**Given exercise**
Of all the lines in this data, how many include "Башкортостан"? Respond with the number only.
*-*-*
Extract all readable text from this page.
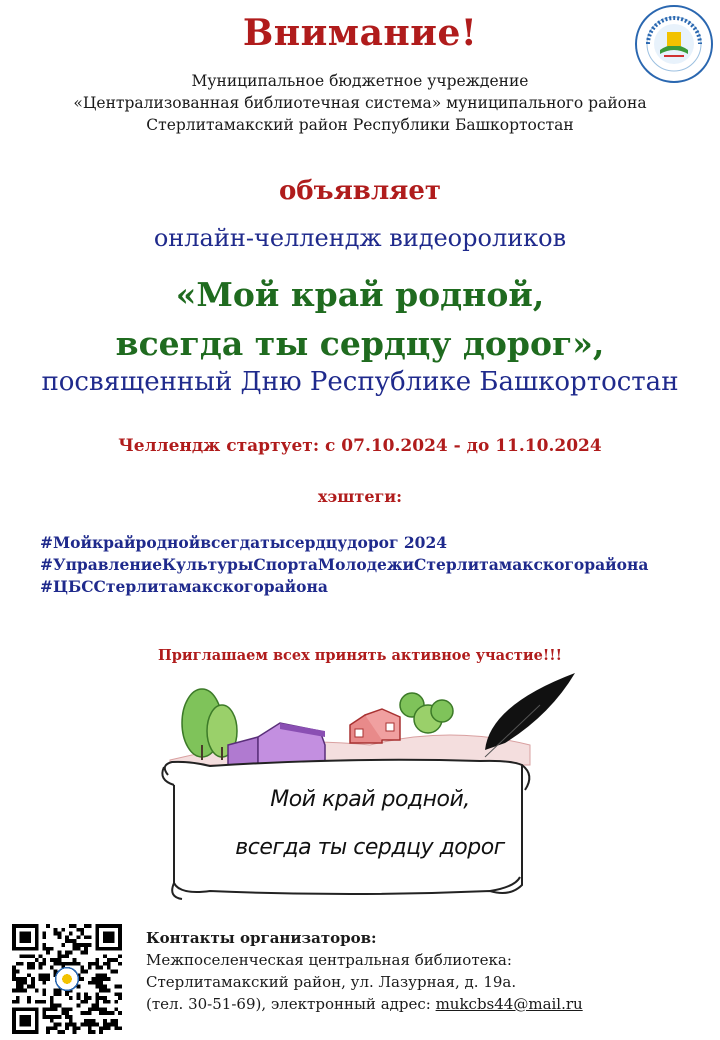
Внимание!
Муниципальное бюджетное учреждение
«Централизованная библиотечная система» муниципального района
Стерлитамакский район Республики Башкортостан
объявляет
онлайн-челлендж видеороликов
«Мой край родной,
всегда ты сердцу дорог»,
посвященный Дню Республике Башкортостан
Челлендж стартует: с 07.10.2024 - до 11.10.2024
хэштеги:
#Мойкрайроднойвсегдатысердцудорог 2024
#УправлениеКультурыСпортаМолодежиСтерлитамакскогорайона
#ЦБССтерлитамакскогорайона
Приглашаем всех принять активное участие!!!
Мой край родной,
всегда ты сердцу дорог
Контакты организаторов:
Межпоселенческая центральная библиотека:
Стерлитамакский район, ул. Лазурная, д. 19а.
(тел. 30-51-69), электронный адрес: mukcbs44@mail.ru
*-*-*
**Reply**
2